- Direction -
Scan the data below for the string "unserer". Show every line where it turns up.

Dataset items:
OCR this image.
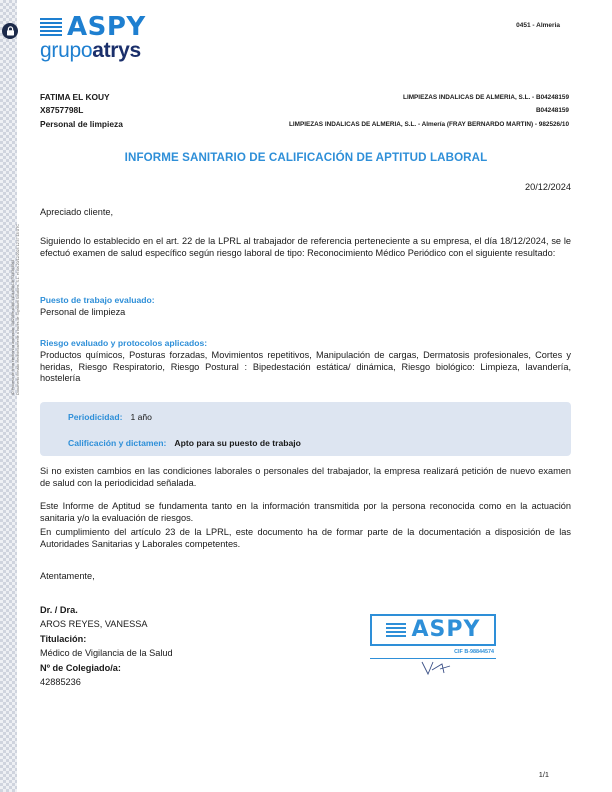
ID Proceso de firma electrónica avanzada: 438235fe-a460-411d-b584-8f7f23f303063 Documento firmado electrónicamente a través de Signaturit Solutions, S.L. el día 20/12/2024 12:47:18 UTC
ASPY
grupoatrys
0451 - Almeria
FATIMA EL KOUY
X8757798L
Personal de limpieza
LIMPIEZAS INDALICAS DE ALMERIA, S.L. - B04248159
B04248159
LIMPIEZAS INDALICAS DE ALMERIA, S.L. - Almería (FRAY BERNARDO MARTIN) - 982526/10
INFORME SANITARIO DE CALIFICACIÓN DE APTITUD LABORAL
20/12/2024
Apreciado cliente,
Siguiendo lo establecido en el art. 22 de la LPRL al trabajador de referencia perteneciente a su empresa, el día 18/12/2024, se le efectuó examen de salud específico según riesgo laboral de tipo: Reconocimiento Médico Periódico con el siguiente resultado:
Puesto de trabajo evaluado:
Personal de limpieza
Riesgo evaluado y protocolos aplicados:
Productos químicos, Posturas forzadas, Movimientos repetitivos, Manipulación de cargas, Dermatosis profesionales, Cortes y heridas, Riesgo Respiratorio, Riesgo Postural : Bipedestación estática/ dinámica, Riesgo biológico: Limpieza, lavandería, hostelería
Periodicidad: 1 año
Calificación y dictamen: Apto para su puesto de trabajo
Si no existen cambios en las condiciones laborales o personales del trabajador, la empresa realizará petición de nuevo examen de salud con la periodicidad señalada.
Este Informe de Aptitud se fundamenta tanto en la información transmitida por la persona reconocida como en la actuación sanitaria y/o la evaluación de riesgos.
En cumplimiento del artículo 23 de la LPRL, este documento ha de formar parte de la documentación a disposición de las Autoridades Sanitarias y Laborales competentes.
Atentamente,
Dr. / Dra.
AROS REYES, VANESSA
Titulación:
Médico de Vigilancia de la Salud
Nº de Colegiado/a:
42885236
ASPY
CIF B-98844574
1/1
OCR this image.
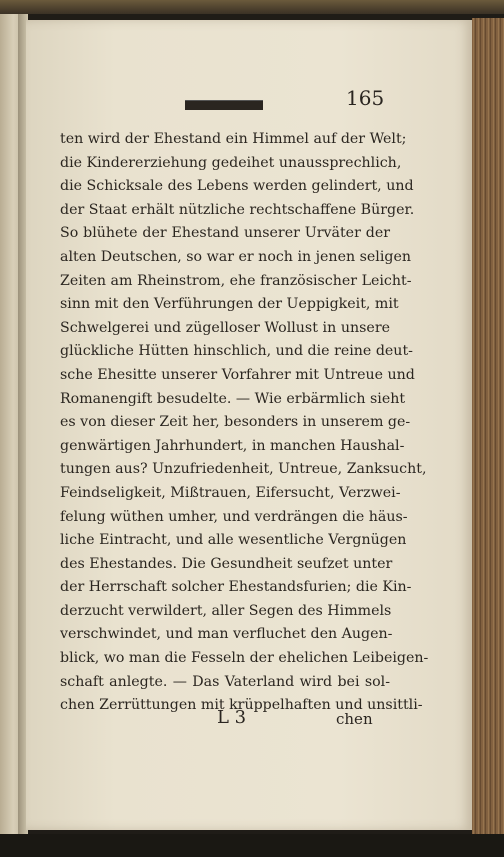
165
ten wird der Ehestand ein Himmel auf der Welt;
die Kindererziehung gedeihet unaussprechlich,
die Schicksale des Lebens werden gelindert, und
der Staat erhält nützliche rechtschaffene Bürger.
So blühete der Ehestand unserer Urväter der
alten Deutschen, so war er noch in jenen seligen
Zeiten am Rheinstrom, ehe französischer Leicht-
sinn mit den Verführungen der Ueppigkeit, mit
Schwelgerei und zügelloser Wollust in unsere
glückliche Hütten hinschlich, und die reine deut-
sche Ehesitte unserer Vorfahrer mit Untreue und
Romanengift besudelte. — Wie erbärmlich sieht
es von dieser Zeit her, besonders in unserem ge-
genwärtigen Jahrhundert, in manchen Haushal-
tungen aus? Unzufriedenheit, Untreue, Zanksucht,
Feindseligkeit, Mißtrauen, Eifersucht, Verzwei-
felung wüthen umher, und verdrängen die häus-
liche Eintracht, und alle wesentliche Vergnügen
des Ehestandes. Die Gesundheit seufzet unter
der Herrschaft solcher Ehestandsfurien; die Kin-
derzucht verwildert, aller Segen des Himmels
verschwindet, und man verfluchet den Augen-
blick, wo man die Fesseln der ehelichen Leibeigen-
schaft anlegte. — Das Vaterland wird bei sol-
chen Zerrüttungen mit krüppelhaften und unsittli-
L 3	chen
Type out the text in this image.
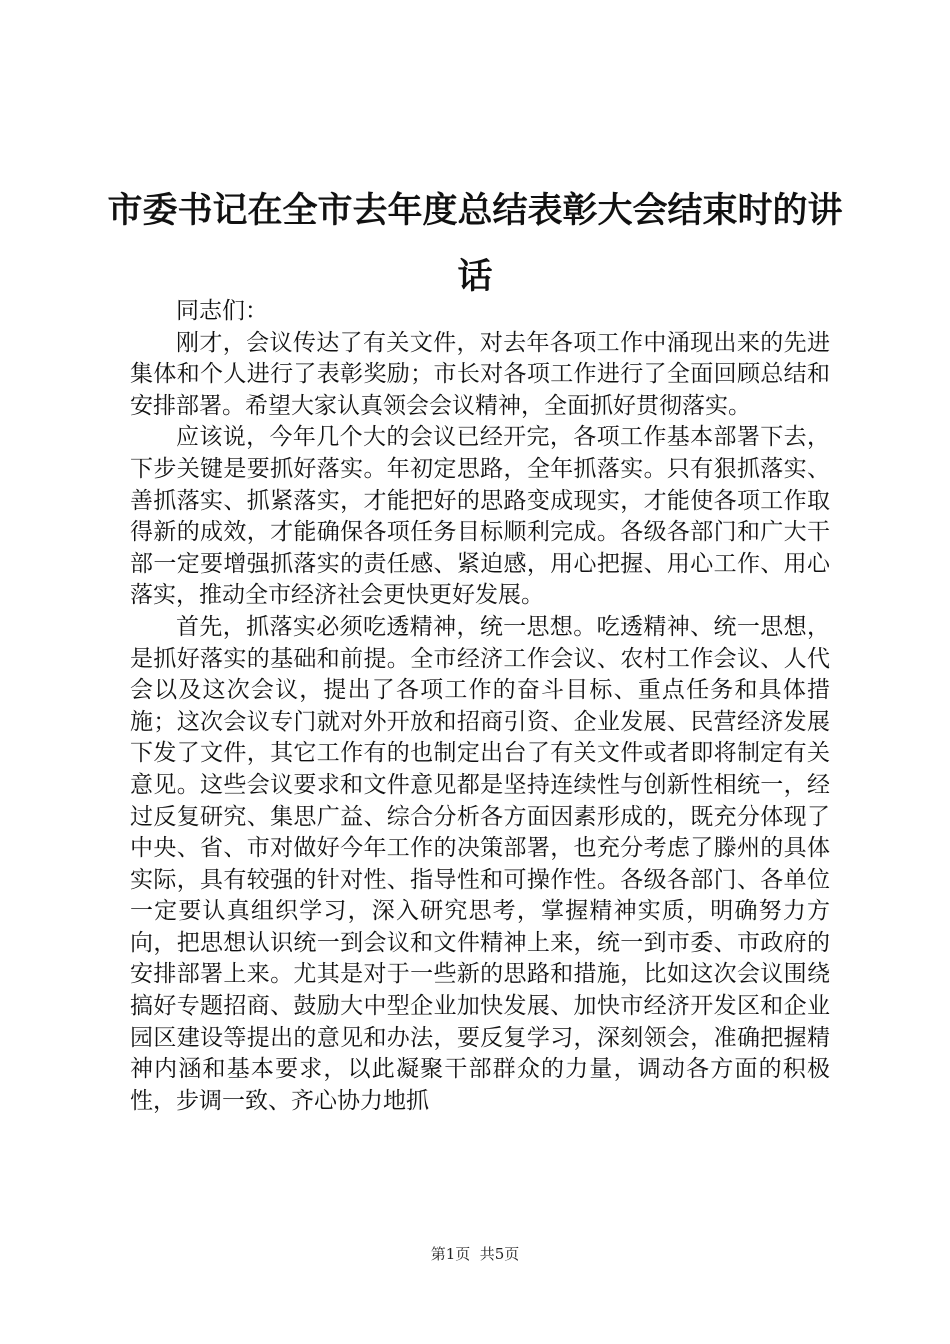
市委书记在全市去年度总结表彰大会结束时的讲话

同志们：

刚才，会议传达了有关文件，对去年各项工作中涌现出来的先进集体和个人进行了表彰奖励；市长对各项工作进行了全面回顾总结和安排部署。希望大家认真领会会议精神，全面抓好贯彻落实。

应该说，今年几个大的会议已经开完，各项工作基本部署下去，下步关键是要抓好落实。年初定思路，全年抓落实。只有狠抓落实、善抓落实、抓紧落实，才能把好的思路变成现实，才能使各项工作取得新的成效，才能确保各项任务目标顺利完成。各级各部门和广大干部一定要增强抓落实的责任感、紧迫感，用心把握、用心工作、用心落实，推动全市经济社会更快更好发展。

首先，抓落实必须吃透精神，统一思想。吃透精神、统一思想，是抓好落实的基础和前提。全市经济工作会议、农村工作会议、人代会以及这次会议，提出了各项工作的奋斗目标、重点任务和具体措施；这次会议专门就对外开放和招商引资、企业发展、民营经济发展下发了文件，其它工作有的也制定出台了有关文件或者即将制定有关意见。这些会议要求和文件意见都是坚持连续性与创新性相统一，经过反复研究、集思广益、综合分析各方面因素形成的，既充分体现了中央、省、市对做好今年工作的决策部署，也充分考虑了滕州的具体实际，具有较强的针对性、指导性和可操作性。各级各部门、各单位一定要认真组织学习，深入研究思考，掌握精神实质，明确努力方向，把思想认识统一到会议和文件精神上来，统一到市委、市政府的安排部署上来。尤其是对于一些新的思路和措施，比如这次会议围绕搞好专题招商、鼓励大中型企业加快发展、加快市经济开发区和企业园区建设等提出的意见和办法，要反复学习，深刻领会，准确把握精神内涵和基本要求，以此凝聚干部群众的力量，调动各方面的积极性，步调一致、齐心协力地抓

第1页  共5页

- Response for this exercise -
So blühete der Ehestand unserer Urväter der
sche Ehesitte unserer Vorfahrer mit Untreue und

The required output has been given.